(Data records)
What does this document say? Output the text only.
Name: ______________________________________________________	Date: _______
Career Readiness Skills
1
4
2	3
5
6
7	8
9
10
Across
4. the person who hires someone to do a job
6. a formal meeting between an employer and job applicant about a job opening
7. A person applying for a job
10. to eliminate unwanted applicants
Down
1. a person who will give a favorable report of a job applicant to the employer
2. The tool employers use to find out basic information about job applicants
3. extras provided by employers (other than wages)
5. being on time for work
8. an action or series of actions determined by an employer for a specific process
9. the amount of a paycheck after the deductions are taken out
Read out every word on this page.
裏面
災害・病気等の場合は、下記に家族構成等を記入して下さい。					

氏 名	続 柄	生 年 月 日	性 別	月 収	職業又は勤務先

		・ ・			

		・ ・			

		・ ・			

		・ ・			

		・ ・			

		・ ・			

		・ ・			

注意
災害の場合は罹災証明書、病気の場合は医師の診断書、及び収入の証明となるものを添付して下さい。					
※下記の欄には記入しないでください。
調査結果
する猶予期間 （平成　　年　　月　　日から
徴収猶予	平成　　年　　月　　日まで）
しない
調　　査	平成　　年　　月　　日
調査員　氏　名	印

▶ _GOAL_:
Retype the records that precede this task, keeping them exactly the same.

▶ _OUTPUT_:
What does this document say? Output the text only.
Name: ______________________________________________________	Date: _______
Career Readiness Skills
1
4
2	3
5
6
7	8
9
10
Across
4. the person who hires someone to do a job
6. a formal meeting between an employer and job applicant about a job opening
7. A person applying for a job
10. to eliminate unwanted applicants
Down
1. a person who will give a favorable report of a job applicant to the employer
2. The tool employers use to find out basic information about job applicants
3. extras provided by employers (other than wages)
5. being on time for work
8. an action or series of actions determined by an employer for a specific process
9. the amount of a paycheck after the deductions are taken out
Read out every word on this page.
裏面
災害・病気等の場合は、下記に家族構成等を記入して下さい。					

氏 名	続 柄	生 年 月 日	性 別	月 収	職業又は勤務先

		・ ・			

		・ ・			

		・ ・			

		・ ・			

		・ ・			

		・ ・			

		・ ・			

注意
災害の場合は罹災証明書、病気の場合は医師の診断書、及び収入の証明となるものを添付して下さい。					
※下記の欄には記入しないでください。
調査結果
する猶予期間 （平成　　年　　月　　日から
徴収猶予	平成　　年　　月　　日まで）
しない
調　　査	平成　　年　　月　　日
調査員　氏　名	印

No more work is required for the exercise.